| PROVIDED ENTRIES |
_ _ _ _ _

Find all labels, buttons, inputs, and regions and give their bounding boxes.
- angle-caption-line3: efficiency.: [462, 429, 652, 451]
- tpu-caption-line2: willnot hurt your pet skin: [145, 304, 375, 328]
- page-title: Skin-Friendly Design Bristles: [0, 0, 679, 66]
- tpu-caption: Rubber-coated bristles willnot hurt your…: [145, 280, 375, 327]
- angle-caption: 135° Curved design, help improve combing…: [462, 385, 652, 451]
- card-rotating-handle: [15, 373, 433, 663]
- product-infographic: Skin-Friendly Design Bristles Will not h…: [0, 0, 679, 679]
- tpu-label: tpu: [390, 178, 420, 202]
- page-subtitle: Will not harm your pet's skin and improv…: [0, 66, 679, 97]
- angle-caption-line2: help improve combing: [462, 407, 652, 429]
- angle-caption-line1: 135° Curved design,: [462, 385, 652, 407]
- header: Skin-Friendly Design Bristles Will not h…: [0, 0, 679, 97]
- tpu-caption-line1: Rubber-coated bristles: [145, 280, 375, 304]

_ _ _ _ _

| TASK |
Turn every line of the entries above into a JSON list of strings, one string per line, and leave out any blank lines.

| SOLUTION FOR THIS PROBLEM |
[
  "Find all labels, buttons, inputs, and regions and give their bounding boxes.",
  "- angle-caption-line3: efficiency.: [462, 429, 652, 451]",
  "- tpu-caption-line2: willnot hurt your pet skin: [145, 304, 375, 328]",
  "- page-title: Skin-Friendly Design Bristles: [0, 0, 679, 66]",
  "- tpu-caption: Rubber-coated bristles willnot hurt your…: [145, 280, 375, 327]",
  "- angle-caption: 135° Curved design, help improve combing…: [462, 385, 652, 451]",
  "- card-rotating-handle: [15, 373, 433, 663]",
  "- product-infographic: Skin-Friendly Design Bristles Will not h…: [0, 0, 679, 679]",
  "- tpu-label: tpu: [390, 178, 420, 202]",
  "- page-subtitle: Will not harm your pet's skin and improv…: [0, 66, 679, 97]",
  "- angle-caption-line2: help improve combing: [462, 407, 652, 429]",
  "- angle-caption-line1: 135° Curved design,: [462, 385, 652, 407]",
  "- header: Skin-Friendly Design Bristles Will not h…: [0, 0, 679, 97]",
  "- tpu-caption-line1: Rubber-coated bristles: [145, 280, 375, 304]"
]